(Written problem) Across the listing below, how many lines hold "Wilfrid"? Reply with the number by itself.

(Data to process)
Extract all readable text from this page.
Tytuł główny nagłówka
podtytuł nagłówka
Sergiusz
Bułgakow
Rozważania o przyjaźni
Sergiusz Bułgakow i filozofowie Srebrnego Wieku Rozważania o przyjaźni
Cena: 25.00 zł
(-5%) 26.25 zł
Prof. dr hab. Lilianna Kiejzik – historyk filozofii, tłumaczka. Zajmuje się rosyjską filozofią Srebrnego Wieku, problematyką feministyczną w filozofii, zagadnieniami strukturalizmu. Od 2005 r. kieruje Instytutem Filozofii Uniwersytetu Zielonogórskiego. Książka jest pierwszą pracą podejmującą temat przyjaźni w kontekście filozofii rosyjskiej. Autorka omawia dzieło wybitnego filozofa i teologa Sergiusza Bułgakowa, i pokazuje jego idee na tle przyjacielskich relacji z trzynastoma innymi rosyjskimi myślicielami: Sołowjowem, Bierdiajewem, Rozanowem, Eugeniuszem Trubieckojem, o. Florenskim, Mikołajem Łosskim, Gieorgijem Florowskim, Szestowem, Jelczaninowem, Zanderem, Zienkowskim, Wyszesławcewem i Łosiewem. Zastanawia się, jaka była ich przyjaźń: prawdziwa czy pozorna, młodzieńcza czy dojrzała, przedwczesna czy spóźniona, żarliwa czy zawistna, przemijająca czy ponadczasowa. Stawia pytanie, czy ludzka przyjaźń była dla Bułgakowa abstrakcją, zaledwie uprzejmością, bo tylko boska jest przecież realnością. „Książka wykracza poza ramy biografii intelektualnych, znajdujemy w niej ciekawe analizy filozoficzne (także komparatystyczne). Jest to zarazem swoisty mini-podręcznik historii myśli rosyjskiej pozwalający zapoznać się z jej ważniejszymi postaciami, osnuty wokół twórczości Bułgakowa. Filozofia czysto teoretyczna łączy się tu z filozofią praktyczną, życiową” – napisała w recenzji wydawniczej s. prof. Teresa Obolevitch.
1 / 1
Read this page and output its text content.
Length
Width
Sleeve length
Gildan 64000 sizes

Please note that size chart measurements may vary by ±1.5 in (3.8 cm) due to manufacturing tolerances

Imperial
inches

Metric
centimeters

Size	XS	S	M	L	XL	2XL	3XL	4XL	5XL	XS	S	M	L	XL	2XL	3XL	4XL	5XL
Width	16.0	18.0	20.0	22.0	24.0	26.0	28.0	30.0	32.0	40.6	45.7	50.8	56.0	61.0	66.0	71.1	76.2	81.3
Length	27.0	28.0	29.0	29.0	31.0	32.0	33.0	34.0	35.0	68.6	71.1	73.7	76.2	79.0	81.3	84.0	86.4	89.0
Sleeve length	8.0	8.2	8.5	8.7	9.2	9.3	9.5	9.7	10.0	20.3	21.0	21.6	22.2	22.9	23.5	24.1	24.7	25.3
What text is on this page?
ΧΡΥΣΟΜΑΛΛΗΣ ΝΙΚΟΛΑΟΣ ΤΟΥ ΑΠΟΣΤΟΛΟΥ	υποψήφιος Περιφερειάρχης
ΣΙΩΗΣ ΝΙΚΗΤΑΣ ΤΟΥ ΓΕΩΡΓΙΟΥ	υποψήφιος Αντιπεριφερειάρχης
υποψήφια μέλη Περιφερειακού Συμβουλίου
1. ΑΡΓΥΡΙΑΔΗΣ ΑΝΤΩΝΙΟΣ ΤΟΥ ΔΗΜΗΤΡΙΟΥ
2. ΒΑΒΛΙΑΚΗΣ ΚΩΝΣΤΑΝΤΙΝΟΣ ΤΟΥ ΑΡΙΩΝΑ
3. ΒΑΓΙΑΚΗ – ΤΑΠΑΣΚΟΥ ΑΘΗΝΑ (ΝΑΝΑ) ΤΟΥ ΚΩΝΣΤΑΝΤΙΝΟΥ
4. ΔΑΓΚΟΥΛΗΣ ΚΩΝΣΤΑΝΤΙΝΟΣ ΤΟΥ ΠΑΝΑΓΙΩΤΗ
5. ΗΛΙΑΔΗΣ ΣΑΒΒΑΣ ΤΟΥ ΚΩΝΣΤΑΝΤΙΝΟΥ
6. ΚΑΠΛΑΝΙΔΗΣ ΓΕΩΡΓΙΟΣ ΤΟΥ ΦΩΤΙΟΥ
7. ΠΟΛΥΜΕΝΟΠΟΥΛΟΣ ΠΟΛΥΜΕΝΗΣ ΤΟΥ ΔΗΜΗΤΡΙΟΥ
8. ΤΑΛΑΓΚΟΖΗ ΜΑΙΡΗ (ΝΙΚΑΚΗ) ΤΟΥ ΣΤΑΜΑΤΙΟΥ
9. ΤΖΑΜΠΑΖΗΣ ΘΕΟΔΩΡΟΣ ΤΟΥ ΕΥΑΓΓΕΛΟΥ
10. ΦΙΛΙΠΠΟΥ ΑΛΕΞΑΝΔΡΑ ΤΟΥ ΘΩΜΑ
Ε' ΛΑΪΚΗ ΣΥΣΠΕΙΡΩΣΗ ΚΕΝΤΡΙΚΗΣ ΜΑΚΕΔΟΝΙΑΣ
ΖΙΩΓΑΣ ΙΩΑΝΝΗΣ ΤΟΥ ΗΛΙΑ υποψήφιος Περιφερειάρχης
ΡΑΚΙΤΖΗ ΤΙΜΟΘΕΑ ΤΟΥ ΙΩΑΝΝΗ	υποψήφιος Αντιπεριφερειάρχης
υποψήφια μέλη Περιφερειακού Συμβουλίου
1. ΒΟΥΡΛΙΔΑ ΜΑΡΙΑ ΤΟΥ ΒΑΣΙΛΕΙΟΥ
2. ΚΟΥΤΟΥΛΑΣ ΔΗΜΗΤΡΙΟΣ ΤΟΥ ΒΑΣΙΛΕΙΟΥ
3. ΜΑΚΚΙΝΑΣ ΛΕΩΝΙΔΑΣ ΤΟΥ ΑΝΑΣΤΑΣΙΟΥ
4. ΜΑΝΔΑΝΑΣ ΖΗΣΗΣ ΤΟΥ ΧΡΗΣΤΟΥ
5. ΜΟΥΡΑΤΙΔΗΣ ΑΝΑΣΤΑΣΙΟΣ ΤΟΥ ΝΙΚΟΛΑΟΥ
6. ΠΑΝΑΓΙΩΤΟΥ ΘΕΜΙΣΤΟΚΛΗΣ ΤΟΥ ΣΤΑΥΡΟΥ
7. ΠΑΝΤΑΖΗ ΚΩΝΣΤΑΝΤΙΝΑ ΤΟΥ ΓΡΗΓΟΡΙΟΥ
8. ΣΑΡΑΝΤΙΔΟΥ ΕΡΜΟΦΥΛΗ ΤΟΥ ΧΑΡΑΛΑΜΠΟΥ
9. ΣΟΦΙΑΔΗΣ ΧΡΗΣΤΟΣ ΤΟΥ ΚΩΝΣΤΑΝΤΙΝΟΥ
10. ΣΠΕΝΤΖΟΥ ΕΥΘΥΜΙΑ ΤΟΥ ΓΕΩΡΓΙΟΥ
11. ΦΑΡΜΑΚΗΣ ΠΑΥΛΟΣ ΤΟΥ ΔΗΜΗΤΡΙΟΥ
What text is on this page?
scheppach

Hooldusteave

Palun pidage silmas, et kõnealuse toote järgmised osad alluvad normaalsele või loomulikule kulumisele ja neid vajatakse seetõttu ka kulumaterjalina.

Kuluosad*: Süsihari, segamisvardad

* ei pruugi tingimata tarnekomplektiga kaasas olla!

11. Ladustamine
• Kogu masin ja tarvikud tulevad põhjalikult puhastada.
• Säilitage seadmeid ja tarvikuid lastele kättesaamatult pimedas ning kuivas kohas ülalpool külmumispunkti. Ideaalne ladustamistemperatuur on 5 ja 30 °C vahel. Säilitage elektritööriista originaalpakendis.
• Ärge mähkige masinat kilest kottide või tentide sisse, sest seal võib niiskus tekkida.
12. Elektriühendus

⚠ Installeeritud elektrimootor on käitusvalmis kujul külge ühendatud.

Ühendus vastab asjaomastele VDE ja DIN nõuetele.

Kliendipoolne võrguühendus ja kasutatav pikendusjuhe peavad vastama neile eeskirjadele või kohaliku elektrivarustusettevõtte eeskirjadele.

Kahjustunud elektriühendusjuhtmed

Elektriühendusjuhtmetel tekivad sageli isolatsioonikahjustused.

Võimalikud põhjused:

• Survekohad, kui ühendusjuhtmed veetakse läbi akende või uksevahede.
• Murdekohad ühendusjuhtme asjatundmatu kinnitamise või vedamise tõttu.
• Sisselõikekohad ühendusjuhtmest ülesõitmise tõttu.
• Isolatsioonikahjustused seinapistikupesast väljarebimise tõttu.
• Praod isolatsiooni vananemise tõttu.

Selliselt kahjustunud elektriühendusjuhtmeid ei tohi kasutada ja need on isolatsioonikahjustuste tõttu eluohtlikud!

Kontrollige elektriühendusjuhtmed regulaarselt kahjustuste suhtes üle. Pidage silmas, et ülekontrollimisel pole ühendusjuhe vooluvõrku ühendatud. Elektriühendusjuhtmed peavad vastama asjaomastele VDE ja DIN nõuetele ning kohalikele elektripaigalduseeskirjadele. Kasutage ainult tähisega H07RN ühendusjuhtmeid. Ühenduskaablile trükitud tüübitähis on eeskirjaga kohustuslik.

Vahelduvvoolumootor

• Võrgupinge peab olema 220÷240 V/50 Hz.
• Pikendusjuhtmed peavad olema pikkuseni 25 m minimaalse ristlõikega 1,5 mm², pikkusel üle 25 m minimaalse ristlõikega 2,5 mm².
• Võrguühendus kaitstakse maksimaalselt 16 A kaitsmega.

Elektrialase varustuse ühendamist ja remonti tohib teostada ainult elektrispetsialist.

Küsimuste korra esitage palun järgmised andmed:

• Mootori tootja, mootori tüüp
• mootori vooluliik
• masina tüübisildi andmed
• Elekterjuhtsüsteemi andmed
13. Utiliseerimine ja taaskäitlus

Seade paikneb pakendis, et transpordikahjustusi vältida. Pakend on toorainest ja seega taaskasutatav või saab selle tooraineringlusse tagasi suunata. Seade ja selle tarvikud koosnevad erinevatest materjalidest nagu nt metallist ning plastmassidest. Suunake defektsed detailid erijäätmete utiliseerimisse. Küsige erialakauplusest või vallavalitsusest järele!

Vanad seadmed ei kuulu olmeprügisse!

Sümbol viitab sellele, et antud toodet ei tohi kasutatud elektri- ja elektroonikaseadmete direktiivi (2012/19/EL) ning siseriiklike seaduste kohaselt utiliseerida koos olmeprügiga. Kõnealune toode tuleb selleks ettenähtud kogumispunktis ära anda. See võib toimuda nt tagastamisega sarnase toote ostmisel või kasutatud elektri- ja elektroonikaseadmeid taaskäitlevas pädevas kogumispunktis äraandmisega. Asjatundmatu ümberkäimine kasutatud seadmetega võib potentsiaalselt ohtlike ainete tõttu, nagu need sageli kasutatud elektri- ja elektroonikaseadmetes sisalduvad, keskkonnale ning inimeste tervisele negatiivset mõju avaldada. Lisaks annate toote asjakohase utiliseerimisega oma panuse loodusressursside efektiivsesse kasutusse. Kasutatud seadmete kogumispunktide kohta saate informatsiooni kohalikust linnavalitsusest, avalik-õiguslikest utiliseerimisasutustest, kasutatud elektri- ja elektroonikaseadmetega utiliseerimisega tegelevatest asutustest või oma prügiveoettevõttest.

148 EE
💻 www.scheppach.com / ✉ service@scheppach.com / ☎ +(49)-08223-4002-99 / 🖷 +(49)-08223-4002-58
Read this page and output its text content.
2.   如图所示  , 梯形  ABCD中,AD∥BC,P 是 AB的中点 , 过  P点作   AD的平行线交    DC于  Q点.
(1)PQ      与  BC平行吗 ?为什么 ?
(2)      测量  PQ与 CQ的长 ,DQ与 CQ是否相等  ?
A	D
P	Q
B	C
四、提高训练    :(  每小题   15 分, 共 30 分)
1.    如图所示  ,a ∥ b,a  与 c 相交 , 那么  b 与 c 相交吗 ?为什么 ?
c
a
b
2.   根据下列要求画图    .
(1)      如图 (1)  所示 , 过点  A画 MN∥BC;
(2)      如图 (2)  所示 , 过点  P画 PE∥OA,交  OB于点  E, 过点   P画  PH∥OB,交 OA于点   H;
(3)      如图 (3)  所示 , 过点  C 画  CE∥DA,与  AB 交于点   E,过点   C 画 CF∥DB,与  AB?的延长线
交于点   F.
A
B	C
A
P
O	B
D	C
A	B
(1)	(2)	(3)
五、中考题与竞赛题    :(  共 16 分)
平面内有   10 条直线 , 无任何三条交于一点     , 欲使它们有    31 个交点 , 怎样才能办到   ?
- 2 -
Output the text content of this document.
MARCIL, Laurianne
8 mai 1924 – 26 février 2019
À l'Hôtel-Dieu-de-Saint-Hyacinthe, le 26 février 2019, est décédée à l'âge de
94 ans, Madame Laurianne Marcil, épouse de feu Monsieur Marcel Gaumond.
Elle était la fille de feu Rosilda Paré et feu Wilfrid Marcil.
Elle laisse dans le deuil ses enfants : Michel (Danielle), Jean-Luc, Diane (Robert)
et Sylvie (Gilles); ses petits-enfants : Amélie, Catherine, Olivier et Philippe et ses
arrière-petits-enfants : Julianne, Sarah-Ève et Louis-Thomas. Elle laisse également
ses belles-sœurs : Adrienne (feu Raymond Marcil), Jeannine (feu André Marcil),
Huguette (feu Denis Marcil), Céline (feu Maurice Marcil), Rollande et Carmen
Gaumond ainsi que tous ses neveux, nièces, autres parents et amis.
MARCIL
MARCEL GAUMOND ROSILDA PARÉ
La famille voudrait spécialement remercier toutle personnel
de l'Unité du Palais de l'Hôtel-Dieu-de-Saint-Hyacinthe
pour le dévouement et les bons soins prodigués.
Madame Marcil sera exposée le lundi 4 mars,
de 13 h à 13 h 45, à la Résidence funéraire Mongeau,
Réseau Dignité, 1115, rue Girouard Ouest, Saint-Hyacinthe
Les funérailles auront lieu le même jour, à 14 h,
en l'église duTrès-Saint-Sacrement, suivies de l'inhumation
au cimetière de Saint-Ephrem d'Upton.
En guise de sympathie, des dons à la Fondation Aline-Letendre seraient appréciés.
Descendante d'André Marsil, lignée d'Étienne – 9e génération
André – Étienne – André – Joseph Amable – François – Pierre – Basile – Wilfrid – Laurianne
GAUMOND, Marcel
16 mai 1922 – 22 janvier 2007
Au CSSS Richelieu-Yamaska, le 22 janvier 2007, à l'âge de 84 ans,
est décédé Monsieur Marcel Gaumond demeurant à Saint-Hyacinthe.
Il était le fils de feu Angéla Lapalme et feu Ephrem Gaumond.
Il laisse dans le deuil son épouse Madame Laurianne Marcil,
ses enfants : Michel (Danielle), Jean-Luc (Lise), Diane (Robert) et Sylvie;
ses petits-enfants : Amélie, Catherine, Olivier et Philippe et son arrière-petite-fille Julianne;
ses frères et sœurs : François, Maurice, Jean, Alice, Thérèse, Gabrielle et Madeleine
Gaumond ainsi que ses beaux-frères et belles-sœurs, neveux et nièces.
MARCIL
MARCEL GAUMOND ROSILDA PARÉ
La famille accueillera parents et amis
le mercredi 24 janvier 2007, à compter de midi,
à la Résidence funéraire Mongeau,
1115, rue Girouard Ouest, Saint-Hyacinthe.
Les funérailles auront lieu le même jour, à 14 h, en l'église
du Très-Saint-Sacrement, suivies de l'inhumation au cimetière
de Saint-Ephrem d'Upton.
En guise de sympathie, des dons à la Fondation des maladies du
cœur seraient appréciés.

(Written solution) 2